## TASK OBJECTIVE
Exclude the pictures; give every entry again exactly as written.

## RECORD LIST
_____

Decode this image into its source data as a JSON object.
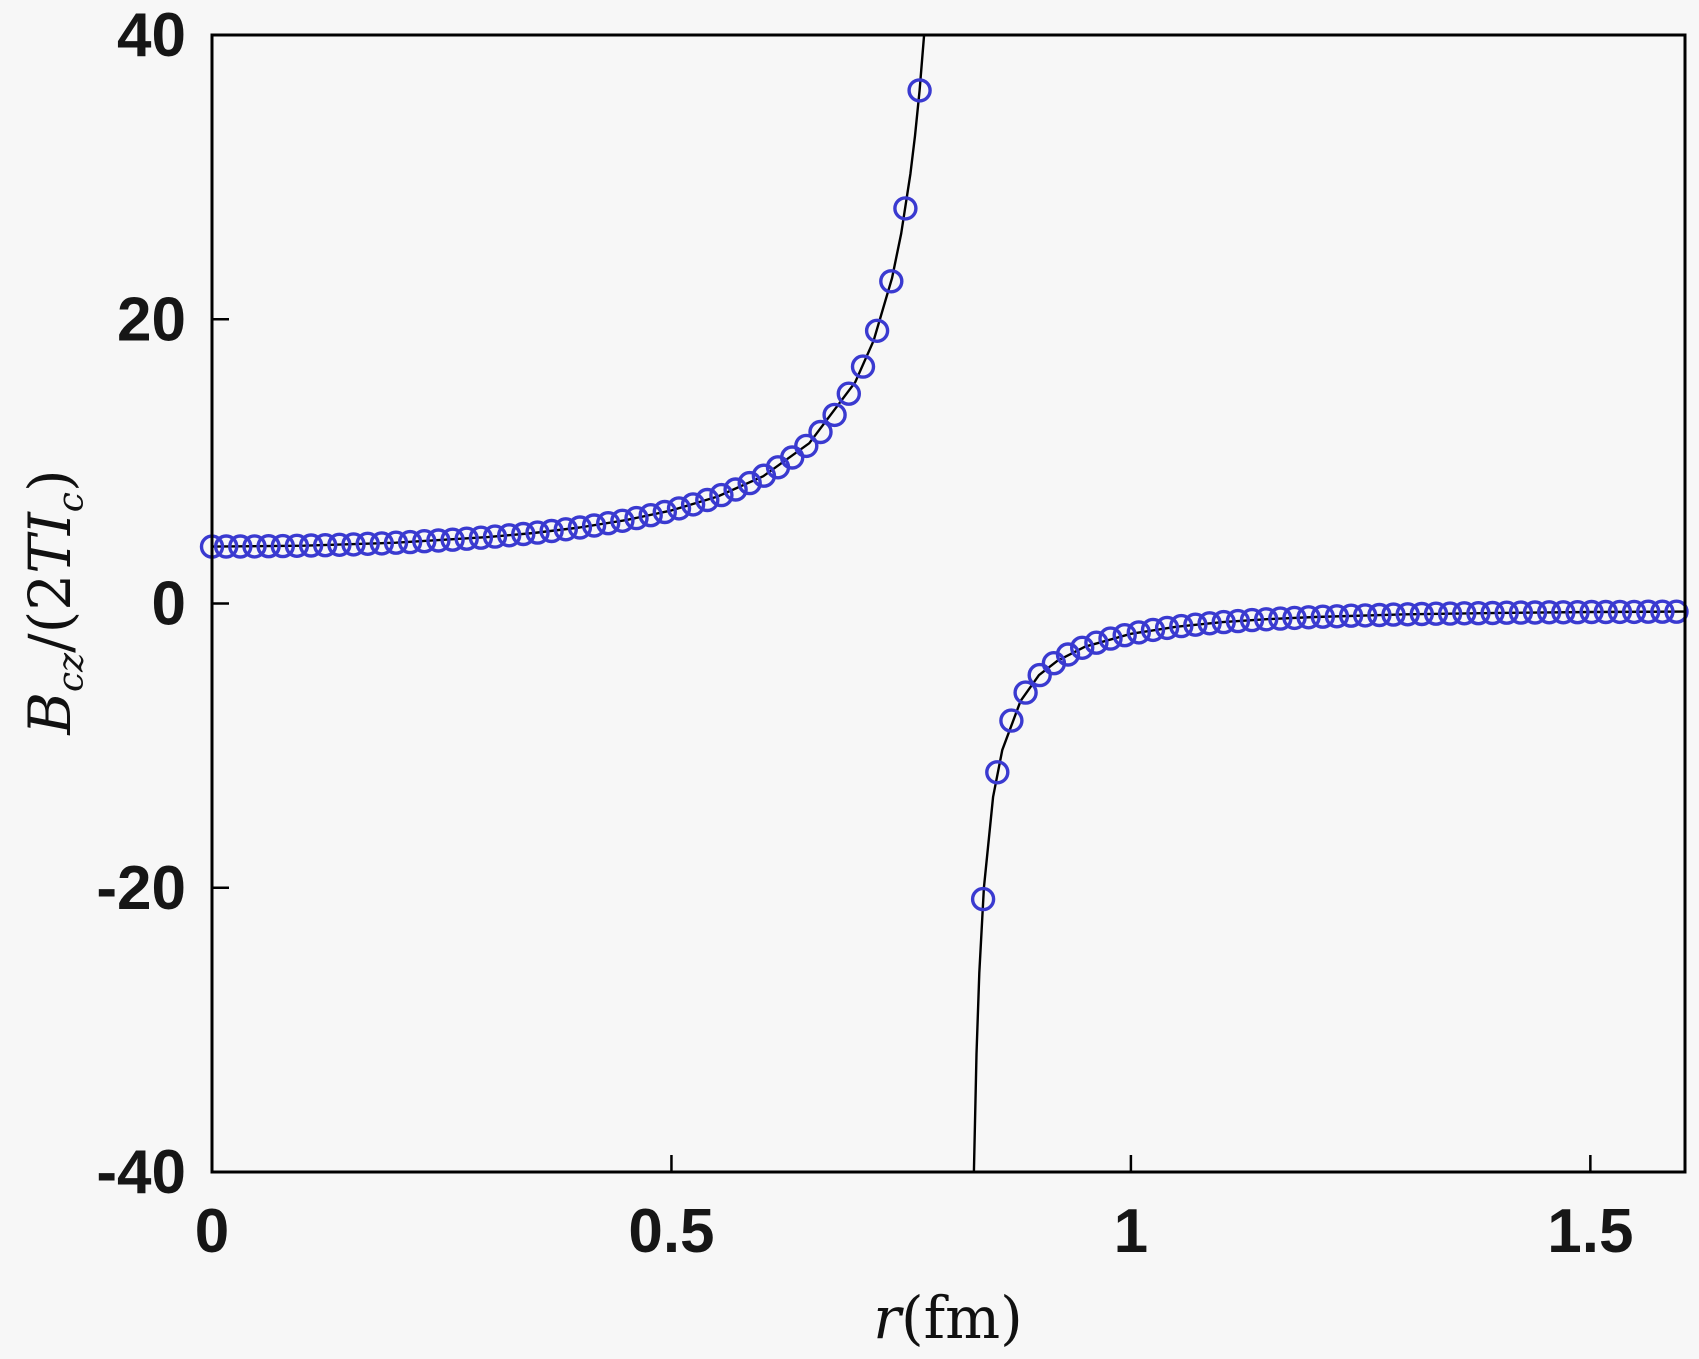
{
  "figure": {
    "background_color": "#f7f7f7",
    "frame_color": "#000000",
    "marker_color": "#3a3ad0",
    "line_color": "#000000"
  },
  "labels": {
    "ylabel": {
      "p0": "B",
      "p1": "cz",
      "p2": "/(2",
      "p3": "TI",
      "p4": "c",
      "p5": ")"
    },
    "xlabel": {
      "p0": "r",
      "p1": "(fm)"
    }
  },
  "chart_data": {
    "type": "scatter",
    "title": "",
    "xlabel": "r (fm)",
    "ylabel": "B_cz / (2 T I_c)",
    "xlim": [
      0,
      1.603
    ],
    "ylim": [
      -40,
      40
    ],
    "xticks": [
      0,
      0.5,
      1,
      1.5
    ],
    "xtick_labels": [
      "0",
      "0.5",
      "1",
      "1.5"
    ],
    "yticks": [
      -40,
      -20,
      0,
      20,
      40
    ],
    "ytick_labels": [
      "-40",
      "-20",
      "0",
      "20",
      "40"
    ],
    "grid": false,
    "legend": null,
    "description": "Scaled magnetic field B_cz/(2TI_c) versus radius r in fm; open blue circles (data) on a black model curve with a pole near r = 0.8 fm: the left branch rises from about 4 and diverges to +infinity, the right branch comes up from -infinity and approaches 0 from below.",
    "series": [
      {
        "name": "markers-left-branch",
        "kind": "scatter",
        "points": [
          [
            0.0,
            4.0
          ],
          [
            0.0154,
            4.01
          ],
          [
            0.0308,
            4.01
          ],
          [
            0.0462,
            4.02
          ],
          [
            0.0616,
            4.03
          ],
          [
            0.077,
            4.04
          ],
          [
            0.0924,
            4.06
          ],
          [
            0.1078,
            4.08
          ],
          [
            0.1232,
            4.1
          ],
          [
            0.1386,
            4.13
          ],
          [
            0.154,
            4.16
          ],
          [
            0.1694,
            4.2
          ],
          [
            0.1848,
            4.23
          ],
          [
            0.2002,
            4.28
          ],
          [
            0.2156,
            4.32
          ],
          [
            0.231,
            4.38
          ],
          [
            0.2464,
            4.43
          ],
          [
            0.2618,
            4.49
          ],
          [
            0.2772,
            4.56
          ],
          [
            0.2926,
            4.63
          ],
          [
            0.308,
            4.71
          ],
          [
            0.3234,
            4.8
          ],
          [
            0.3388,
            4.89
          ],
          [
            0.3542,
            4.99
          ],
          [
            0.3696,
            5.1
          ],
          [
            0.385,
            5.22
          ],
          [
            0.4004,
            5.35
          ],
          [
            0.4158,
            5.49
          ],
          [
            0.4312,
            5.65
          ],
          [
            0.4466,
            5.82
          ],
          [
            0.462,
            6.01
          ],
          [
            0.4774,
            6.21
          ],
          [
            0.4928,
            6.44
          ],
          [
            0.5082,
            6.69
          ],
          [
            0.5236,
            6.97
          ],
          [
            0.539,
            7.28
          ],
          [
            0.5544,
            7.63
          ],
          [
            0.5698,
            8.02
          ],
          [
            0.5852,
            8.47
          ],
          [
            0.6006,
            8.99
          ],
          [
            0.616,
            9.58
          ],
          [
            0.6314,
            10.27
          ],
          [
            0.6468,
            11.09
          ],
          [
            0.6622,
            12.07
          ],
          [
            0.6776,
            13.27
          ],
          [
            0.693,
            14.76
          ],
          [
            0.7084,
            16.67
          ],
          [
            0.7238,
            19.19
          ],
          [
            0.7392,
            22.67
          ],
          [
            0.7546,
            27.8
          ],
          [
            0.77,
            36.1
          ]
        ]
      },
      {
        "name": "markers-right-branch",
        "kind": "scatter",
        "points": [
          [
            0.8392,
            -20.8
          ],
          [
            0.8546,
            -11.88
          ],
          [
            0.87,
            -8.24
          ],
          [
            0.8854,
            -6.27
          ],
          [
            0.9008,
            -5.04
          ],
          [
            0.9162,
            -4.2
          ],
          [
            0.9316,
            -3.59
          ],
          [
            0.947,
            -3.12
          ],
          [
            0.9624,
            -2.76
          ],
          [
            0.9778,
            -2.47
          ],
          [
            0.9932,
            -2.23
          ],
          [
            1.0086,
            -2.03
          ],
          [
            1.024,
            -1.86
          ],
          [
            1.0394,
            -1.72
          ],
          [
            1.0548,
            -1.59
          ],
          [
            1.0702,
            -1.49
          ],
          [
            1.0856,
            -1.39
          ],
          [
            1.101,
            -1.31
          ],
          [
            1.1164,
            -1.24
          ],
          [
            1.1318,
            -1.17
          ],
          [
            1.1472,
            -1.11
          ],
          [
            1.1626,
            -1.06
          ],
          [
            1.178,
            -1.01
          ],
          [
            1.1934,
            -0.97
          ],
          [
            1.2088,
            -0.93
          ],
          [
            1.2242,
            -0.9
          ],
          [
            1.2396,
            -0.86
          ],
          [
            1.255,
            -0.84
          ],
          [
            1.2704,
            -0.81
          ],
          [
            1.2858,
            -0.78
          ],
          [
            1.3012,
            -0.76
          ],
          [
            1.3166,
            -0.74
          ],
          [
            1.332,
            -0.72
          ],
          [
            1.3474,
            -0.71
          ],
          [
            1.3628,
            -0.69
          ],
          [
            1.3782,
            -0.68
          ],
          [
            1.3936,
            -0.67
          ],
          [
            1.409,
            -0.65
          ],
          [
            1.4244,
            -0.64
          ],
          [
            1.4398,
            -0.63
          ],
          [
            1.4552,
            -0.62
          ],
          [
            1.4706,
            -0.62
          ],
          [
            1.486,
            -0.61
          ],
          [
            1.5014,
            -0.6
          ],
          [
            1.5168,
            -0.6
          ],
          [
            1.5322,
            -0.59
          ],
          [
            1.5476,
            -0.59
          ],
          [
            1.563,
            -0.58
          ],
          [
            1.5784,
            -0.58
          ],
          [
            1.5938,
            -0.58
          ]
        ]
      },
      {
        "name": "model-line-left-branch",
        "kind": "line",
        "points": [
          [
            0.0,
            4.0
          ],
          [
            0.1,
            4.07
          ],
          [
            0.2,
            4.28
          ],
          [
            0.3,
            4.67
          ],
          [
            0.35,
            4.96
          ],
          [
            0.4,
            5.35
          ],
          [
            0.45,
            5.86
          ],
          [
            0.5,
            6.55
          ],
          [
            0.55,
            7.52
          ],
          [
            0.6,
            8.96
          ],
          [
            0.65,
            11.28
          ],
          [
            0.7,
            15.57
          ],
          [
            0.72,
            18.49
          ],
          [
            0.74,
            22.89
          ],
          [
            0.75,
            26.03
          ],
          [
            0.76,
            30.23
          ],
          [
            0.765,
            32.9
          ],
          [
            0.77,
            36.1
          ],
          [
            0.775,
            40.0
          ]
        ]
      },
      {
        "name": "model-line-right-branch",
        "kind": "line",
        "points": [
          [
            0.8291,
            -40.0
          ],
          [
            0.832,
            -31.7
          ],
          [
            0.835,
            -26.0
          ],
          [
            0.84,
            -20.0
          ],
          [
            0.85,
            -13.6
          ],
          [
            0.86,
            -10.3
          ],
          [
            0.88,
            -6.85
          ],
          [
            0.9,
            -5.04
          ],
          [
            0.92,
            -4.03
          ],
          [
            0.95,
            -3.04
          ],
          [
            1.0,
            -2.13
          ],
          [
            1.05,
            -1.63
          ],
          [
            1.1,
            -1.31
          ],
          [
            1.15,
            -1.1
          ],
          [
            1.2,
            -0.95
          ],
          [
            1.3,
            -0.76
          ],
          [
            1.4,
            -0.66
          ],
          [
            1.5,
            -0.6
          ],
          [
            1.603,
            -0.57
          ]
        ]
      }
    ]
  }
}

_____

## RESPONSE TO THIS TASK
Decode this image into its source data as a JSON object.
{
  "figure": {
    "background_color": "#f7f7f7",
    "frame_color": "#000000",
    "marker_color": "#3a3ad0",
    "line_color": "#000000"
  },
  "labels": {
    "ylabel": {
      "p0": "B",
      "p1": "cz",
      "p2": "/(2",
      "p3": "TI",
      "p4": "c",
      "p5": ")"
    },
    "xlabel": {
      "p0": "r",
      "p1": "(fm)"
    }
  },
  "chart_data": {
    "type": "scatter",
    "title": "",
    "xlabel": "r (fm)",
    "ylabel": "B_cz / (2 T I_c)",
    "xlim": [
      0,
      1.603
    ],
    "ylim": [
      -40,
      40
    ],
    "xticks": [
      0,
      0.5,
      1,
      1.5
    ],
    "xtick_labels": [
      "0",
      "0.5",
      "1",
      "1.5"
    ],
    "yticks": [
      -40,
      -20,
      0,
      20,
      40
    ],
    "ytick_labels": [
      "-40",
      "-20",
      "0",
      "20",
      "40"
    ],
    "grid": false,
    "legend": null,
    "description": "Scaled magnetic field B_cz/(2TI_c) versus radius r in fm; open blue circles (data) on a black model curve with a pole near r = 0.8 fm: the left branch rises from about 4 and diverges to +infinity, the right branch comes up from -infinity and approaches 0 from below.",
    "series": [
      {
        "name": "markers-left-branch",
        "kind": "scatter",
        "points": [
          [
            0.0,
            4.0
          ],
          [
            0.0154,
            4.01
          ],
          [
            0.0308,
            4.01
          ],
          [
            0.0462,
            4.02
          ],
          [
            0.0616,
            4.03
          ],
          [
            0.077,
            4.04
          ],
          [
            0.0924,
            4.06
          ],
          [
            0.1078,
            4.08
          ],
          [
            0.1232,
            4.1
          ],
          [
            0.1386,
            4.13
          ],
          [
            0.154,
            4.16
          ],
          [
            0.1694,
            4.2
          ],
          [
            0.1848,
            4.23
          ],
          [
            0.2002,
            4.28
          ],
          [
            0.2156,
            4.32
          ],
          [
            0.231,
            4.38
          ],
          [
            0.2464,
            4.43
          ],
          [
            0.2618,
            4.49
          ],
          [
            0.2772,
            4.56
          ],
          [
            0.2926,
            4.63
          ],
          [
            0.308,
            4.71
          ],
          [
            0.3234,
            4.8
          ],
          [
            0.3388,
            4.89
          ],
          [
            0.3542,
            4.99
          ],
          [
            0.3696,
            5.1
          ],
          [
            0.385,
            5.22
          ],
          [
            0.4004,
            5.35
          ],
          [
            0.4158,
            5.49
          ],
          [
            0.4312,
            5.65
          ],
          [
            0.4466,
            5.82
          ],
          [
            0.462,
            6.01
          ],
          [
            0.4774,
            6.21
          ],
          [
            0.4928,
            6.44
          ],
          [
            0.5082,
            6.69
          ],
          [
            0.5236,
            6.97
          ],
          [
            0.539,
            7.28
          ],
          [
            0.5544,
            7.63
          ],
          [
            0.5698,
            8.02
          ],
          [
            0.5852,
            8.47
          ],
          [
            0.6006,
            8.99
          ],
          [
            0.616,
            9.58
          ],
          [
            0.6314,
            10.27
          ],
          [
            0.6468,
            11.09
          ],
          [
            0.6622,
            12.07
          ],
          [
            0.6776,
            13.27
          ],
          [
            0.693,
            14.76
          ],
          [
            0.7084,
            16.67
          ],
          [
            0.7238,
            19.19
          ],
          [
            0.7392,
            22.67
          ],
          [
            0.7546,
            27.8
          ],
          [
            0.77,
            36.1
          ]
        ]
      },
      {
        "name": "markers-right-branch",
        "kind": "scatter",
        "points": [
          [
            0.8392,
            -20.8
          ],
          [
            0.8546,
            -11.88
          ],
          [
            0.87,
            -8.24
          ],
          [
            0.8854,
            -6.27
          ],
          [
            0.9008,
            -5.04
          ],
          [
            0.9162,
            -4.2
          ],
          [
            0.9316,
            -3.59
          ],
          [
            0.947,
            -3.12
          ],
          [
            0.9624,
            -2.76
          ],
          [
            0.9778,
            -2.47
          ],
          [
            0.9932,
            -2.23
          ],
          [
            1.0086,
            -2.03
          ],
          [
            1.024,
            -1.86
          ],
          [
            1.0394,
            -1.72
          ],
          [
            1.0548,
            -1.59
          ],
          [
            1.0702,
            -1.49
          ],
          [
            1.0856,
            -1.39
          ],
          [
            1.101,
            -1.31
          ],
          [
            1.1164,
            -1.24
          ],
          [
            1.1318,
            -1.17
          ],
          [
            1.1472,
            -1.11
          ],
          [
            1.1626,
            -1.06
          ],
          [
            1.178,
            -1.01
          ],
          [
            1.1934,
            -0.97
          ],
          [
            1.2088,
            -0.93
          ],
          [
            1.2242,
            -0.9
          ],
          [
            1.2396,
            -0.86
          ],
          [
            1.255,
            -0.84
          ],
          [
            1.2704,
            -0.81
          ],
          [
            1.2858,
            -0.78
          ],
          [
            1.3012,
            -0.76
          ],
          [
            1.3166,
            -0.74
          ],
          [
            1.332,
            -0.72
          ],
          [
            1.3474,
            -0.71
          ],
          [
            1.3628,
            -0.69
          ],
          [
            1.3782,
            -0.68
          ],
          [
            1.3936,
            -0.67
          ],
          [
            1.409,
            -0.65
          ],
          [
            1.4244,
            -0.64
          ],
          [
            1.4398,
            -0.63
          ],
          [
            1.4552,
            -0.62
          ],
          [
            1.4706,
            -0.62
          ],
          [
            1.486,
            -0.61
          ],
          [
            1.5014,
            -0.6
          ],
          [
            1.5168,
            -0.6
          ],
          [
            1.5322,
            -0.59
          ],
          [
            1.5476,
            -0.59
          ],
          [
            1.563,
            -0.58
          ],
          [
            1.5784,
            -0.58
          ],
          [
            1.5938,
            -0.58
          ]
        ]
      },
      {
        "name": "model-line-left-branch",
        "kind": "line",
        "points": [
          [
            0.0,
            4.0
          ],
          [
            0.1,
            4.07
          ],
          [
            0.2,
            4.28
          ],
          [
            0.3,
            4.67
          ],
          [
            0.35,
            4.96
          ],
          [
            0.4,
            5.35
          ],
          [
            0.45,
            5.86
          ],
          [
            0.5,
            6.55
          ],
          [
            0.55,
            7.52
          ],
          [
            0.6,
            8.96
          ],
          [
            0.65,
            11.28
          ],
          [
            0.7,
            15.57
          ],
          [
            0.72,
            18.49
          ],
          [
            0.74,
            22.89
          ],
          [
            0.75,
            26.03
          ],
          [
            0.76,
            30.23
          ],
          [
            0.765,
            32.9
          ],
          [
            0.77,
            36.1
          ],
          [
            0.775,
            40.0
          ]
        ]
      },
      {
        "name": "model-line-right-branch",
        "kind": "line",
        "points": [
          [
            0.8291,
            -40.0
          ],
          [
            0.832,
            -31.7
          ],
          [
            0.835,
            -26.0
          ],
          [
            0.84,
            -20.0
          ],
          [
            0.85,
            -13.6
          ],
          [
            0.86,
            -10.3
          ],
          [
            0.88,
            -6.85
          ],
          [
            0.9,
            -5.04
          ],
          [
            0.92,
            -4.03
          ],
          [
            0.95,
            -3.04
          ],
          [
            1.0,
            -2.13
          ],
          [
            1.05,
            -1.63
          ],
          [
            1.1,
            -1.31
          ],
          [
            1.15,
            -1.1
          ],
          [
            1.2,
            -0.95
          ],
          [
            1.3,
            -0.76
          ],
          [
            1.4,
            -0.66
          ],
          [
            1.5,
            -0.6
          ],
          [
            1.603,
            -0.57
          ]
        ]
      }
    ]
  }
}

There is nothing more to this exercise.